+++ TEXT PROVIDED

New Hyundai Sonata: The end of apologies? (CNET On Cars, Episode 53)
Cooley On Cars
2015 Hyundai Sonata the end of the apology.
Hypermiling, not just for hybrid heads anymore.
And the top 5 distracting in car interface Time to check the tab.
We see cars differently.
We love them on the road,.
And under the hood, but always check the tech.
They are know for telling it like it is.
Ugly is included for no extra cost.
The good, the bad, the bottom line, this is CNET on Cars.
Welcome to CNET on Cars, the show all about high tech and modern driving.
I'm Brian Cooley.
Hyundai has been making great cars for a number of years now, but you still had to explain your choice.
That maybe changing with the 2015 Sonata.
A heavily revised model, that plays into heart of the best-selling cars in Autodom.
Let's drive this all new version, and check the tech.
Sometimes when you want a major hit in the auto business, you don't have to be hot-looking or super fast, or anything superlative.
You just have to be a nice car.
Let's see how the all new.
All new heavily revised 2015 Hyundai Sonata goes after that bullseye and do they hit it?
Now the Sonata as you may recall got serious in the market with the 2009 model.
All of the sudden it became a real threat to Camry, Accord, Fusion, and the rest but it always had this unfortunate Hyundai trait of looking a little bit ornamented shall we say.
Just not a handsome car.
That's changed now and that's the big story on the outside of the new Sonata.
More urban lines.
Now I'll call your attention to a couple of exterior features.
First of all, the panoramic roof, which is optional, even on this limited trim, there's one bar in the middle, but it opens up a lot of sky.

++++++
+++ RECORDED DATA

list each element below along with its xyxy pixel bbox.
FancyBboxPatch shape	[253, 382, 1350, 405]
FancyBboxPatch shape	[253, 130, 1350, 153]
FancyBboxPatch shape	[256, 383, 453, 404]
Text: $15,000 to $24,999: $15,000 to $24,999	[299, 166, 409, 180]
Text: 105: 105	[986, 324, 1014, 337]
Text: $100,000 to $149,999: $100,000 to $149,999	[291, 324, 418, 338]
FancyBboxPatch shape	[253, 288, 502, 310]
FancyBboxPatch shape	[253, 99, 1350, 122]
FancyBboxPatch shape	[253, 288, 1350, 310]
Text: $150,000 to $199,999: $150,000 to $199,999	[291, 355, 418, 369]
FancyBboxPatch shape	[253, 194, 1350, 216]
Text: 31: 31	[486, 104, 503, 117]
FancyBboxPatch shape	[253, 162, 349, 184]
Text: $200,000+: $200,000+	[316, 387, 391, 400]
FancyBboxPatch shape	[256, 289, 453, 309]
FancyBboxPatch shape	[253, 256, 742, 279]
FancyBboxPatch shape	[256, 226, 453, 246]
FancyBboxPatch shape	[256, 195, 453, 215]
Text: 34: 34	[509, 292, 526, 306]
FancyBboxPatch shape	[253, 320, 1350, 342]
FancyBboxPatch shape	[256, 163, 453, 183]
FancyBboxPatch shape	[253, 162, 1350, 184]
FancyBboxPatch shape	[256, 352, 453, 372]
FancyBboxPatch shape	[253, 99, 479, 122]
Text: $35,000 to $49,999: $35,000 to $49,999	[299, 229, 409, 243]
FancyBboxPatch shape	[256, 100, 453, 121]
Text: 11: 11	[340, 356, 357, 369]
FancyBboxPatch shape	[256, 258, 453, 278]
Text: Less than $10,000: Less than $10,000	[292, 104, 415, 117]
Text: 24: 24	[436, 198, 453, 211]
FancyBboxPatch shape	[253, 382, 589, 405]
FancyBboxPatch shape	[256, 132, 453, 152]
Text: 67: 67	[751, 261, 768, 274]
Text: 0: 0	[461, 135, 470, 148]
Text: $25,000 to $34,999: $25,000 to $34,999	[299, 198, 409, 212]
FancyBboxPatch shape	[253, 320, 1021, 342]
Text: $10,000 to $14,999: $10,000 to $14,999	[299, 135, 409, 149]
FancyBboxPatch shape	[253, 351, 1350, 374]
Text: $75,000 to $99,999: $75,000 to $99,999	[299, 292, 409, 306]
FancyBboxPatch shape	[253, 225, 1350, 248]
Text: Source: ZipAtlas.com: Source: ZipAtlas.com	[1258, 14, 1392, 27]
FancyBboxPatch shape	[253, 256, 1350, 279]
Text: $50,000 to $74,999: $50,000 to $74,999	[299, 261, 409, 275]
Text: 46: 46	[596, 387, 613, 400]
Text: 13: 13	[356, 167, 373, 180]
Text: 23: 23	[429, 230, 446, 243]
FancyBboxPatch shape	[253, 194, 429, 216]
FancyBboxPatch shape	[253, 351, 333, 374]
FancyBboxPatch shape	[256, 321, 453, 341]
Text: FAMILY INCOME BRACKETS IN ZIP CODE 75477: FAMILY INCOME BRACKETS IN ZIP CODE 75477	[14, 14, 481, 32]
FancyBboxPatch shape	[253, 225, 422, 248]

++++++
+++ RECORDED DATA

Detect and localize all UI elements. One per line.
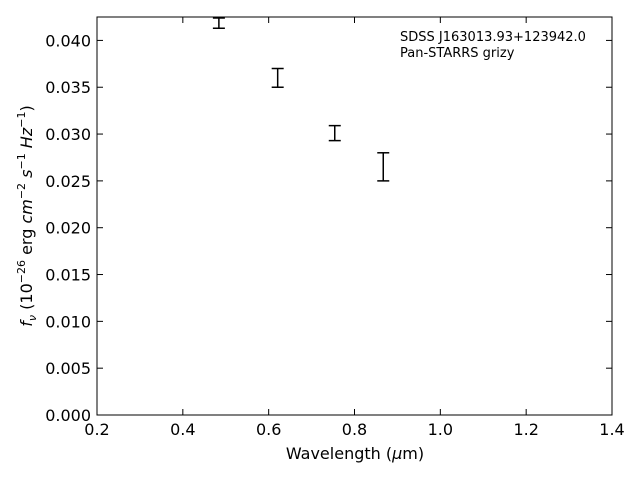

++++++

* **REQUESTS**:
1 – In the Hyundai Sonata transcript, which model year of the Sonata first got serious in the market?
2 – Reproduce the Hyundai Sonata transcript starting with "I'm Brian Cooley." and going on through "or anything superlative.".
3 – Carry on the Hyundai Sonata transcript from the point where it stops.

* **ANSWERS PROVIDED**:
1 – The 2009 model.

2 –
I'm Brian Cooley.
Hyundai has been making great cars for a number of years now, but you still had to explain your choice.
That maybe changing with the 2015 Sonata.
A heavily revised model, that plays into heart of the best-selling cars in Autodom.
Let's drive this all new version, and check the tech.
Sometimes when you want a major hit in the auto business, you don't have to be hot-looking or super fast, or anything superlative.

3 –
And an interesting take on the trunk.
Just walk up to the rear of the car with a key in your pocket and stand there for three seconds, and the trunk opens automatically.
If you don't recall what the previous Sonata looked like, here's a look.
Now, here's what we have today.
This is completely different, kind of teutonic.
It's got a little bit of an Audi layout to it.
It's clean, it's handsome, it's modern, it's angular.
That's being continued.
Now our car's pretty loaded up.
It was a limited with almost every option CNET's style.
Navigation system as you see here.
Hyundai's always been a pretty good clean job of that and they've tended to have the fastest touch screen response in the industry by a big margin.
I'm afraid to report that that's a little bit muted now.
It's just, you wouldn't notice it watching me on camera here but I can tell you, shut up, just little milliseconds, little heart beats worth of differences are happening now when you touch the screen.
I will say this, when you're in navigation mode it's got a new, I believe.
Split screen option plus auto zoom and lot of things going on makes it kind of busy.
Your standard audio is gonna be iPod and USB and AUX jack all down here in this new enlarged bin, Sirius XM and bluetooth streaming are also standard.
HD radio and more comes in an optional level which includes our navigation that we've got in,.
Now check this out.
If you don't recognize that little orange icon right there, that's Sound Hound.
Let's say I'm listening to something on a station that doesn't do a good job of putting those RDS tags on the screen.
So I can hit the Sound Hound button and it's going to listen to the broadcast for a certain amount of seconds here, get a nice sample.
Figures out what it is, pulls it right up on the screen.
And it's a really cool tool to have in the car where you don't wanna be fumbling.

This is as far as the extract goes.